--- START OF Data lines ---

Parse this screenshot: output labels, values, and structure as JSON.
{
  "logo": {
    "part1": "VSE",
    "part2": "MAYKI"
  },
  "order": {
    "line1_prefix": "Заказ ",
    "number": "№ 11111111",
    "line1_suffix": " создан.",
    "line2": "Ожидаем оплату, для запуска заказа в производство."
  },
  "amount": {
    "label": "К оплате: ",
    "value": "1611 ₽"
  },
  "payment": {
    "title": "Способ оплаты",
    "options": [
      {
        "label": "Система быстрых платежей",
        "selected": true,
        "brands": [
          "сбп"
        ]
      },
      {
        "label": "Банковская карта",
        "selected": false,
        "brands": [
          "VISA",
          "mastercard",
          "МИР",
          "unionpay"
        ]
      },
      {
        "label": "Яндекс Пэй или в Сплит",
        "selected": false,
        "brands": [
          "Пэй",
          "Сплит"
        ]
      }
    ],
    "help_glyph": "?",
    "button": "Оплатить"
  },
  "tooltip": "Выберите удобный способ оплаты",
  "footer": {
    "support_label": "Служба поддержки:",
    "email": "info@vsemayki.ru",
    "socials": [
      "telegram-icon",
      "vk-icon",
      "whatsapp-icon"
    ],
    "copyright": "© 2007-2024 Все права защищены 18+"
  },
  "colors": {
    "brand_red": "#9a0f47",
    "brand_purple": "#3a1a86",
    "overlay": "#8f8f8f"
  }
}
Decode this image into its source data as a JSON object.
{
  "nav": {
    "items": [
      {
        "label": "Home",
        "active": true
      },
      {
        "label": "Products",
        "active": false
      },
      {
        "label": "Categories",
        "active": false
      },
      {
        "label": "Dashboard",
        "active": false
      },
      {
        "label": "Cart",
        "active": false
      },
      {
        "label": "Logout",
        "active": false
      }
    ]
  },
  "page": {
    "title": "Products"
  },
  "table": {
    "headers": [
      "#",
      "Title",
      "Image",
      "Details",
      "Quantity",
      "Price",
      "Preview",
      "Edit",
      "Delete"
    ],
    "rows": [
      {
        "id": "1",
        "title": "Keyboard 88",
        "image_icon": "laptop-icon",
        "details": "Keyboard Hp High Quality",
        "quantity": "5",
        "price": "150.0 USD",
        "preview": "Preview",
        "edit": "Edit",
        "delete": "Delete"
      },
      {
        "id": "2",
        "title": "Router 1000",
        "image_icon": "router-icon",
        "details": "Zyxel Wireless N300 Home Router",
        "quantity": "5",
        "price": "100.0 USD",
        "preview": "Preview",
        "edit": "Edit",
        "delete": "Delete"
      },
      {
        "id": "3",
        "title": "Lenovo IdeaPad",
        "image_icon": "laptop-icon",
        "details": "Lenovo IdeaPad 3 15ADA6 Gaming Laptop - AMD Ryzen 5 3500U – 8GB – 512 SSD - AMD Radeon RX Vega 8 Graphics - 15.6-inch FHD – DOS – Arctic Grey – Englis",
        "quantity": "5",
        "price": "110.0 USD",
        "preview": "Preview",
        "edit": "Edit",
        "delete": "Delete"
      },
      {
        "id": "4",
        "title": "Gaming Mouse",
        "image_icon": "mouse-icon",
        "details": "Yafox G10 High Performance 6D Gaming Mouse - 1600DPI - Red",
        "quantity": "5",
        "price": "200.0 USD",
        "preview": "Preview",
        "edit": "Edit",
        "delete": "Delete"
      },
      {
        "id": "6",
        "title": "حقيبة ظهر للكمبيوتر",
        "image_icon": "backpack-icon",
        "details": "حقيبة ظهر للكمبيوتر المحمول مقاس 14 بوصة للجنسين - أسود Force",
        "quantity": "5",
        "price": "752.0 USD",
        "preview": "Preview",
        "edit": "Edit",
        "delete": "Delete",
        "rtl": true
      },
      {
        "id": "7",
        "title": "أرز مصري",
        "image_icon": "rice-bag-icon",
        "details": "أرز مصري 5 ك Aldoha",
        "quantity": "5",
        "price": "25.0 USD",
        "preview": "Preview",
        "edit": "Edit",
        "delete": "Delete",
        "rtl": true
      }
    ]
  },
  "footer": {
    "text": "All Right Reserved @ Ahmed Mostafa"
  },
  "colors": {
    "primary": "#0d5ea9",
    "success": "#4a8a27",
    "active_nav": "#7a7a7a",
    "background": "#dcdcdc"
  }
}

--- END OF Data lines ---

:: Brief ::
Exactly as shown, repeat every record.

:: Answer to this problem ::
Parse this screenshot: output labels, values, and structure as JSON.
{
  "logo": {
    "part1": "VSE",
    "part2": "MAYKI"
  },
  "order": {
    "line1_prefix": "Заказ ",
    "number": "№ 11111111",
    "line1_suffix": " создан.",
    "line2": "Ожидаем оплату, для запуска заказа в производство."
  },
  "amount": {
    "label": "К оплате: ",
    "value": "1611 ₽"
  },
  "payment": {
    "title": "Способ оплаты",
    "options": [
      {
        "label": "Система быстрых платежей",
        "selected": true,
        "brands": [
          "сбп"
        ]
      },
      {
        "label": "Банковская карта",
        "selected": false,
        "brands": [
          "VISA",
          "mastercard",
          "МИР",
          "unionpay"
        ]
      },
      {
        "label": "Яндекс Пэй или в Сплит",
        "selected": false,
        "brands": [
          "Пэй",
          "Сплит"
        ]
      }
    ],
    "help_glyph": "?",
    "button": "Оплатить"
  },
  "tooltip": "Выберите удобный способ оплаты",
  "footer": {
    "support_label": "Служба поддержки:",
    "email": "info@vsemayki.ru",
    "socials": [
      "telegram-icon",
      "vk-icon",
      "whatsapp-icon"
    ],
    "copyright": "© 2007-2024 Все права защищены 18+"
  },
  "colors": {
    "brand_red": "#9a0f47",
    "brand_purple": "#3a1a86",
    "overlay": "#8f8f8f"
  }
}
Decode this image into its source data as a JSON object.
{
  "nav": {
    "items": [
      {
        "label": "Home",
        "active": true
      },
      {
        "label": "Products",
        "active": false
      },
      {
        "label": "Categories",
        "active": false
      },
      {
        "label": "Dashboard",
        "active": false
      },
      {
        "label": "Cart",
        "active": false
      },
      {
        "label": "Logout",
        "active": false
      }
    ]
  },
  "page": {
    "title": "Products"
  },
  "table": {
    "headers": [
      "#",
      "Title",
      "Image",
      "Details",
      "Quantity",
      "Price",
      "Preview",
      "Edit",
      "Delete"
    ],
    "rows": [
      {
        "id": "1",
        "title": "Keyboard 88",
        "image_icon": "laptop-icon",
        "details": "Keyboard Hp High Quality",
        "quantity": "5",
        "price": "150.0 USD",
        "preview": "Preview",
        "edit": "Edit",
        "delete": "Delete"
      },
      {
        "id": "2",
        "title": "Router 1000",
        "image_icon": "router-icon",
        "details": "Zyxel Wireless N300 Home Router",
        "quantity": "5",
        "price": "100.0 USD",
        "preview": "Preview",
        "edit": "Edit",
        "delete": "Delete"
      },
      {
        "id": "3",
        "title": "Lenovo IdeaPad",
        "image_icon": "laptop-icon",
        "details": "Lenovo IdeaPad 3 15ADA6 Gaming Laptop - AMD Ryzen 5 3500U – 8GB – 512 SSD - AMD Radeon RX Vega 8 Graphics - 15.6-inch FHD – DOS – Arctic Grey – Englis",
        "quantity": "5",
        "price": "110.0 USD",
        "preview": "Preview",
        "edit": "Edit",
        "delete": "Delete"
      },
      {
        "id": "4",
        "title": "Gaming Mouse",
        "image_icon": "mouse-icon",
        "details": "Yafox G10 High Performance 6D Gaming Mouse - 1600DPI - Red",
        "quantity": "5",
        "price": "200.0 USD",
        "preview": "Preview",
        "edit": "Edit",
        "delete": "Delete"
      },
      {
        "id": "6",
        "title": "حقيبة ظهر للكمبيوتر",
        "image_icon": "backpack-icon",
        "details": "حقيبة ظهر للكمبيوتر المحمول مقاس 14 بوصة للجنسين - أسود Force",
        "quantity": "5",
        "price": "752.0 USD",
        "preview": "Preview",
        "edit": "Edit",
        "delete": "Delete",
        "rtl": true
      },
      {
        "id": "7",
        "title": "أرز مصري",
        "image_icon": "rice-bag-icon",
        "details": "أرز مصري 5 ك Aldoha",
        "quantity": "5",
        "price": "25.0 USD",
        "preview": "Preview",
        "edit": "Edit",
        "delete": "Delete",
        "rtl": true
      }
    ]
  },
  "footer": {
    "text": "All Right Reserved @ Ahmed Mostafa"
  },
  "colors": {
    "primary": "#0d5ea9",
    "success": "#4a8a27",
    "active_nav": "#7a7a7a",
    "background": "#dcdcdc"
  }
}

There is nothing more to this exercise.